* [Direction]: List all lines of the data that include the string "Ananda".
======== Listing
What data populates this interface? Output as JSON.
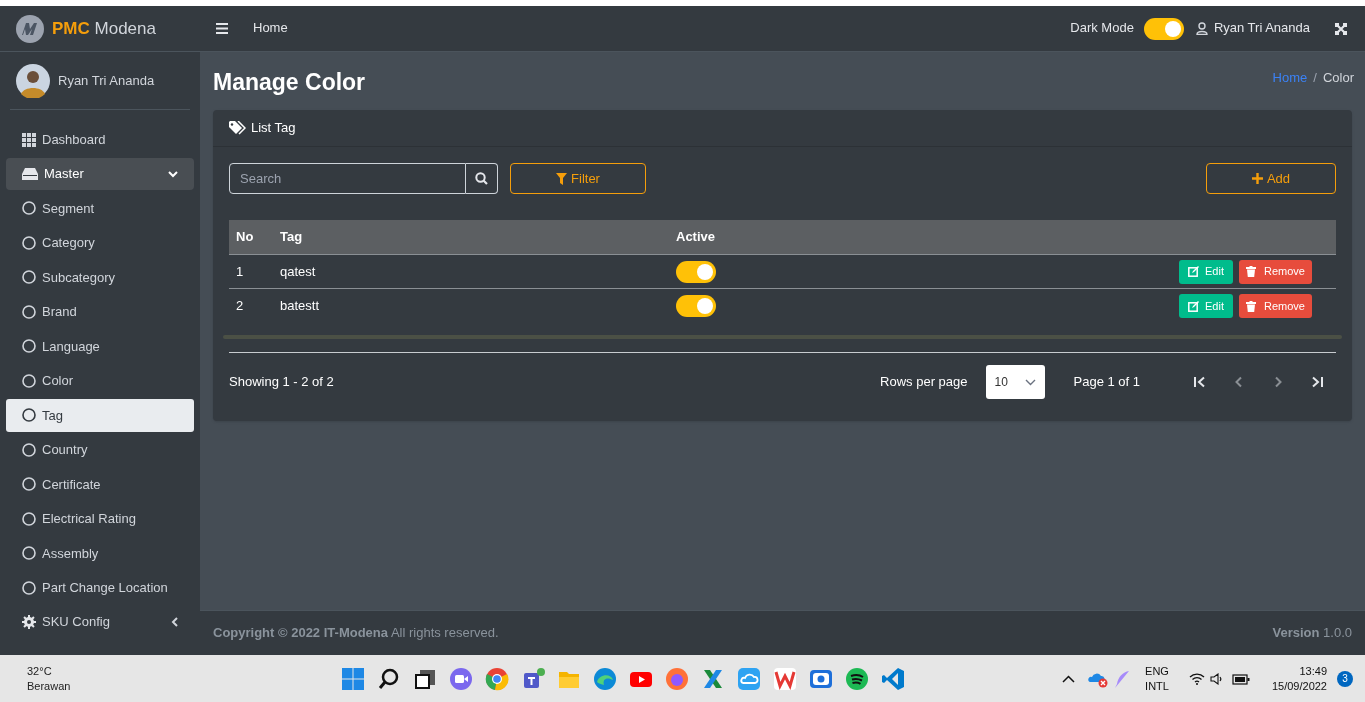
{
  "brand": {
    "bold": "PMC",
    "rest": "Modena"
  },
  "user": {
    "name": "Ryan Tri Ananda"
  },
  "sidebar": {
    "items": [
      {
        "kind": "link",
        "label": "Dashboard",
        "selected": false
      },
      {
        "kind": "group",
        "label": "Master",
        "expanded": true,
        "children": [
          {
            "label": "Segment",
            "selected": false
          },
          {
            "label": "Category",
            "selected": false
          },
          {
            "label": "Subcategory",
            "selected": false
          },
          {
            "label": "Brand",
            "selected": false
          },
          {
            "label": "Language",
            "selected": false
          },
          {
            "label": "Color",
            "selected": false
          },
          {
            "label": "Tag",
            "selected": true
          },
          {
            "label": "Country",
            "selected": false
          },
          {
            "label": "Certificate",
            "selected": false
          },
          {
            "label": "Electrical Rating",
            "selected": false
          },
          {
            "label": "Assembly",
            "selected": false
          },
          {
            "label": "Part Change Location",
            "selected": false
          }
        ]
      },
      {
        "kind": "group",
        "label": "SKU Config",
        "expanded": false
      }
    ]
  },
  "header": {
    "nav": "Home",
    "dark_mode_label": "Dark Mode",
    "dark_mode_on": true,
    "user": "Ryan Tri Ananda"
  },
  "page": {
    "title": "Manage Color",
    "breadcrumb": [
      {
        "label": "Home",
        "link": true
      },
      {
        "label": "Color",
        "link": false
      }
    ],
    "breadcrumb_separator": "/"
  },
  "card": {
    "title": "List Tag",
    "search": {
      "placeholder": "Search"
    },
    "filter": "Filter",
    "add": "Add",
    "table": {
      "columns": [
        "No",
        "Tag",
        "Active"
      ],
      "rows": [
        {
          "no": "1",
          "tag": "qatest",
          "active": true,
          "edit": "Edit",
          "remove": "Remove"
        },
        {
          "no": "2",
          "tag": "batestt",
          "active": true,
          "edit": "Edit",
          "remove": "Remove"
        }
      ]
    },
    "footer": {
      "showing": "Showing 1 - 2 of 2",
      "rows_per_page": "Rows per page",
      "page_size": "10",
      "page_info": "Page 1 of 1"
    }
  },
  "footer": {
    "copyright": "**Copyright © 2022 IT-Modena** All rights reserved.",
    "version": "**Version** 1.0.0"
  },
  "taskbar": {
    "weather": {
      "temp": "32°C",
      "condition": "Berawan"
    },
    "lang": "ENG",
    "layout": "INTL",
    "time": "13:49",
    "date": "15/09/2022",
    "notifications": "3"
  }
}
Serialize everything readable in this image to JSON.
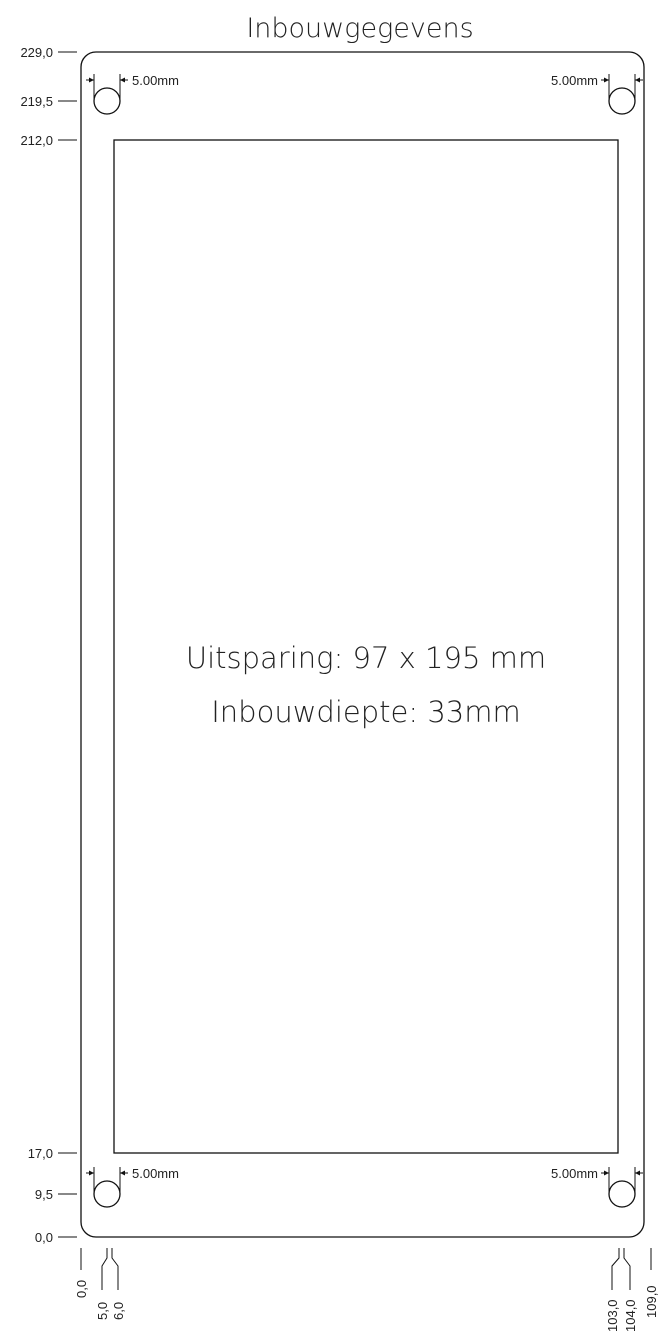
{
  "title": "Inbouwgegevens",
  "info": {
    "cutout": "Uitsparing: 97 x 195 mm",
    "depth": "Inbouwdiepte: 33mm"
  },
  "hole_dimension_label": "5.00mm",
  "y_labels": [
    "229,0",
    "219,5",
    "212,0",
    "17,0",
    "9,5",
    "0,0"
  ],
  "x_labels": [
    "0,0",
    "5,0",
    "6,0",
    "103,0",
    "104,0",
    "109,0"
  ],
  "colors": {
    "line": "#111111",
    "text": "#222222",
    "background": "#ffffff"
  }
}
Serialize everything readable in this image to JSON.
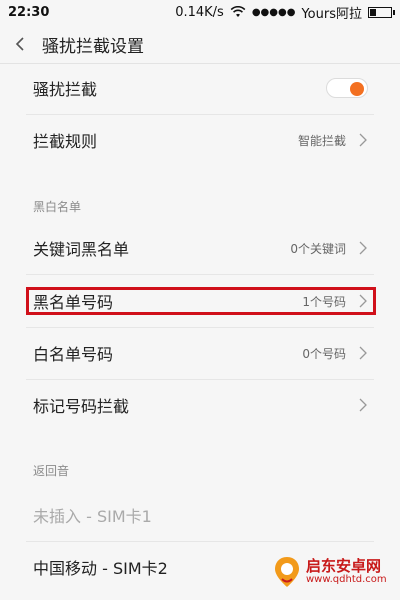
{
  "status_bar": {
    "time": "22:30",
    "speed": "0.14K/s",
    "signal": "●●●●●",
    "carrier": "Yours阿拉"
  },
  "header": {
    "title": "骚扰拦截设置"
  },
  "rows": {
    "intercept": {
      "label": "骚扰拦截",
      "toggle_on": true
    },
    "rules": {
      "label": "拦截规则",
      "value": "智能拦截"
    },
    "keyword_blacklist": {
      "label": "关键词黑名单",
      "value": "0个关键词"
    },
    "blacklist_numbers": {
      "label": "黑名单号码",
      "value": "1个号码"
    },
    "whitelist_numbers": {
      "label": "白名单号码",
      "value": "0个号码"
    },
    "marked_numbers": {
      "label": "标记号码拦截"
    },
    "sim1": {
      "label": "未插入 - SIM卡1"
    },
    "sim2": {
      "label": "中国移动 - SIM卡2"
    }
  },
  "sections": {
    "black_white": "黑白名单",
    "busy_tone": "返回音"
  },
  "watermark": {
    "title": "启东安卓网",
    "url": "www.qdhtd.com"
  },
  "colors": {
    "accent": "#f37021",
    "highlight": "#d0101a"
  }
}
================
======== Listing
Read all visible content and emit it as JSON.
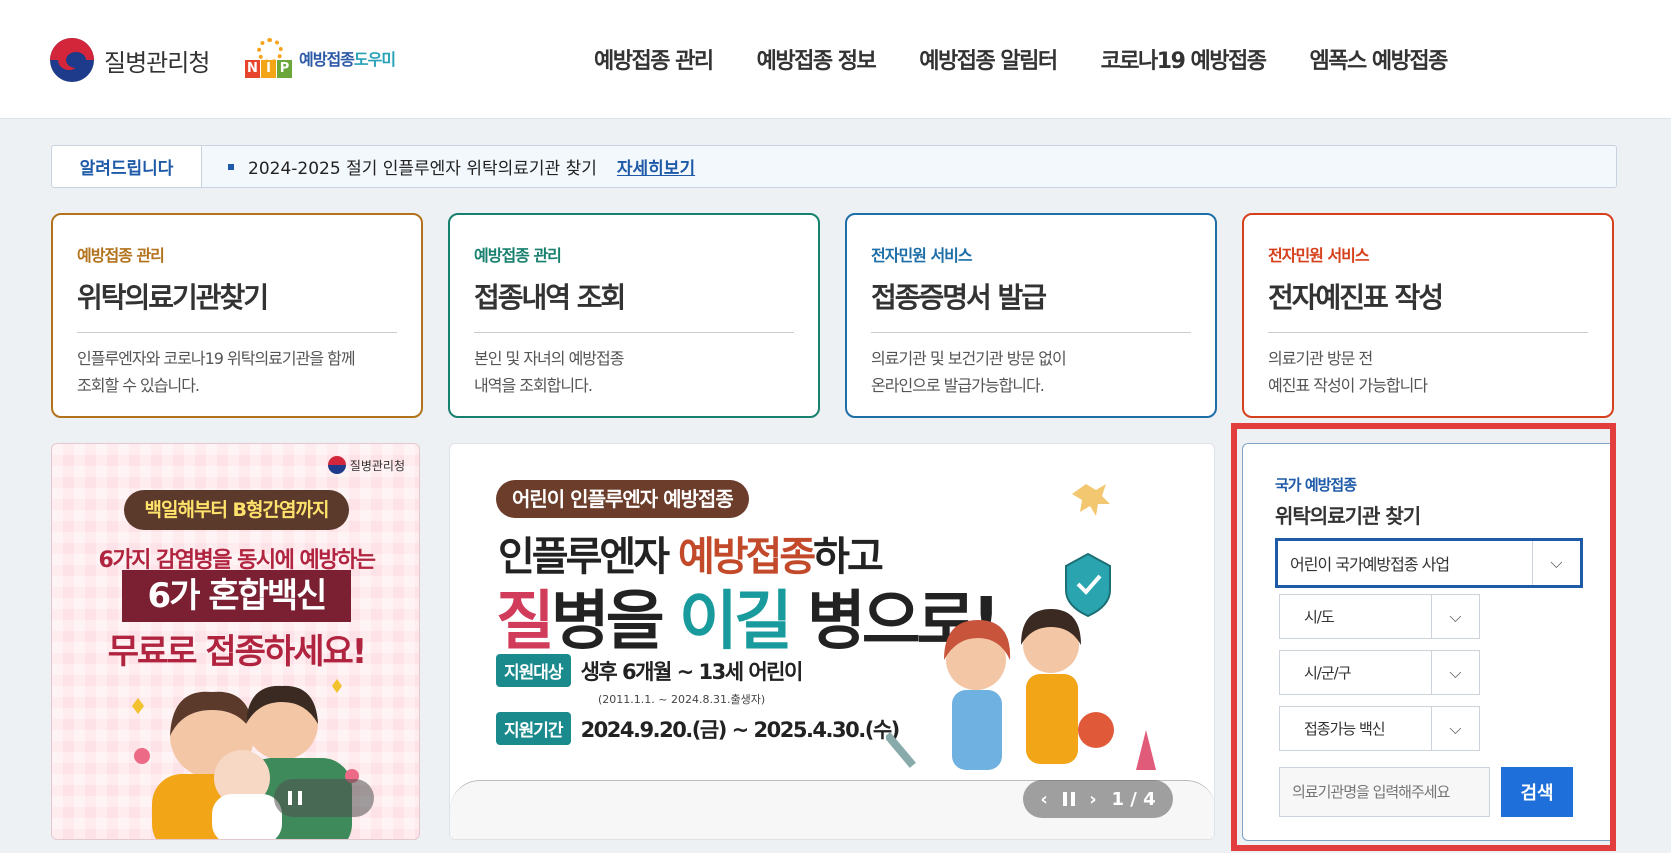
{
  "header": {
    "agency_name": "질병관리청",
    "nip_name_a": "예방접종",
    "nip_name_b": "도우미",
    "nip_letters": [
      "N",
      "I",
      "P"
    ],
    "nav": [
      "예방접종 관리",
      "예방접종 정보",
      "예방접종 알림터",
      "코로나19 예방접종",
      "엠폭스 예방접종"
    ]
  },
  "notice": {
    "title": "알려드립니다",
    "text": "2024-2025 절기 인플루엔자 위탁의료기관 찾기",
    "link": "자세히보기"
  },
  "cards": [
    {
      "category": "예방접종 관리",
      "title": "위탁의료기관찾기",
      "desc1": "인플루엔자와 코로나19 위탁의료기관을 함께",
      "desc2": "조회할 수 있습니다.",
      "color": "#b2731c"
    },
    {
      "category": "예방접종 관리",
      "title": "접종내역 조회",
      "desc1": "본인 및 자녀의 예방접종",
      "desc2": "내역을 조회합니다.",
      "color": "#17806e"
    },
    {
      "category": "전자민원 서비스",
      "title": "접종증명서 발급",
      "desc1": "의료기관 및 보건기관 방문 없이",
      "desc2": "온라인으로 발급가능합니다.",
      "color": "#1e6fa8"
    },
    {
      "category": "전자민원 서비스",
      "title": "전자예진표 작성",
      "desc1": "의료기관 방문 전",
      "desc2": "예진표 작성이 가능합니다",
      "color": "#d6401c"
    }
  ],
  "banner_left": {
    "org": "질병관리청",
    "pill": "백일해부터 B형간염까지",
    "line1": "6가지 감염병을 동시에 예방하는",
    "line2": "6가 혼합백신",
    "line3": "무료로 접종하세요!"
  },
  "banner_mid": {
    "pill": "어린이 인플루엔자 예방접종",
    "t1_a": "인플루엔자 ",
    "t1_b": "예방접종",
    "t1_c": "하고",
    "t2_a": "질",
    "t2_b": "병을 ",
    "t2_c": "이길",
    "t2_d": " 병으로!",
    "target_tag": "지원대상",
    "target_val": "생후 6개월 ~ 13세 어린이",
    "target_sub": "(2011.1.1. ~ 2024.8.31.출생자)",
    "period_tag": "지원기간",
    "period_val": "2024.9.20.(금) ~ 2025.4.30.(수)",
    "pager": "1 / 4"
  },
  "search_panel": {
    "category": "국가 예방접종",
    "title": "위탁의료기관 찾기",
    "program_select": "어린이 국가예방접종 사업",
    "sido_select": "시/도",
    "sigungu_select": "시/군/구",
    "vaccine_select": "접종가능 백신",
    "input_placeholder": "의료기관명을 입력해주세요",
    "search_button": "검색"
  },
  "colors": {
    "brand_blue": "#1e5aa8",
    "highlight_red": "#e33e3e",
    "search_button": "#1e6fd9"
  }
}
================
* [Full answer]:
    "name": "Ryan Tri Ananda"
    "user": "Ryan Tri Ananda"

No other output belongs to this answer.